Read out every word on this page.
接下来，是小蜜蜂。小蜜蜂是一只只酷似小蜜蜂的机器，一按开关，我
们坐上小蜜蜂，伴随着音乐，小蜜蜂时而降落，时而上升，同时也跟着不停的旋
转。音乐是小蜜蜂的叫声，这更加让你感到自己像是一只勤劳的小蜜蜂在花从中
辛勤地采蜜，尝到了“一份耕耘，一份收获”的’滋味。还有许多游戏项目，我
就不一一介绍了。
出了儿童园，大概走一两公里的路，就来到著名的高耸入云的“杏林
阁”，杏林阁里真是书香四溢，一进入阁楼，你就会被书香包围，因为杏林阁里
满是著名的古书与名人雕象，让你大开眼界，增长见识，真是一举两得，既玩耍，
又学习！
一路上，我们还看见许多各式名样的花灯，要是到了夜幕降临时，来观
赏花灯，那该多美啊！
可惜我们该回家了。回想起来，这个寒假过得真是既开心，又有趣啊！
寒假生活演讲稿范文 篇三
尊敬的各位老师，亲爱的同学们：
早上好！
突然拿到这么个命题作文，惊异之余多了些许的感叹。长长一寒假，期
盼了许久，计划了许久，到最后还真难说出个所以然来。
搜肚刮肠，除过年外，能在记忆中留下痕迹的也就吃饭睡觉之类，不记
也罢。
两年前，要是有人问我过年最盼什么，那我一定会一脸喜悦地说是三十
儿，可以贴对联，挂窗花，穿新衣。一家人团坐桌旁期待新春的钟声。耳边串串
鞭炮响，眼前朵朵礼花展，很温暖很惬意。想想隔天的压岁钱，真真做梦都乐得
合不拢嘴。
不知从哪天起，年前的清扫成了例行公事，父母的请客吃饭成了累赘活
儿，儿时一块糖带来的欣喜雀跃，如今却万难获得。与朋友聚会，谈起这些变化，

• • • • •

WHAT IS EXPECTED - Each line above must be printed exactly as it appears.

FINISHED TASK -
Read out every word on this page.
接下来，是小蜜蜂。小蜜蜂是一只只酷似小蜜蜂的机器，一按开关，我
们坐上小蜜蜂，伴随着音乐，小蜜蜂时而降落，时而上升，同时也跟着不停的旋
转。音乐是小蜜蜂的叫声，这更加让你感到自己像是一只勤劳的小蜜蜂在花从中
辛勤地采蜜，尝到了“一份耕耘，一份收获”的’滋味。还有许多游戏项目，我
就不一一介绍了。
出了儿童园，大概走一两公里的路，就来到著名的高耸入云的“杏林
阁”，杏林阁里真是书香四溢，一进入阁楼，你就会被书香包围，因为杏林阁里
满是著名的古书与名人雕象，让你大开眼界，增长见识，真是一举两得，既玩耍，
又学习！
一路上，我们还看见许多各式名样的花灯，要是到了夜幕降临时，来观
赏花灯，那该多美啊！
可惜我们该回家了。回想起来，这个寒假过得真是既开心，又有趣啊！
寒假生活演讲稿范文 篇三
尊敬的各位老师，亲爱的同学们：
早上好！
突然拿到这么个命题作文，惊异之余多了些许的感叹。长长一寒假，期
盼了许久，计划了许久，到最后还真难说出个所以然来。
搜肚刮肠，除过年外，能在记忆中留下痕迹的也就吃饭睡觉之类，不记
也罢。
两年前，要是有人问我过年最盼什么，那我一定会一脸喜悦地说是三十
儿，可以贴对联，挂窗花，穿新衣。一家人团坐桌旁期待新春的钟声。耳边串串
鞭炮响，眼前朵朵礼花展，很温暖很惬意。想想隔天的压岁钱，真真做梦都乐得
合不拢嘴。
不知从哪天起，年前的清扫成了例行公事，父母的请客吃饭成了累赘活
儿，儿时一块糖带来的欣喜雀跃，如今却万难获得。与朋友聚会，谈起这些变化，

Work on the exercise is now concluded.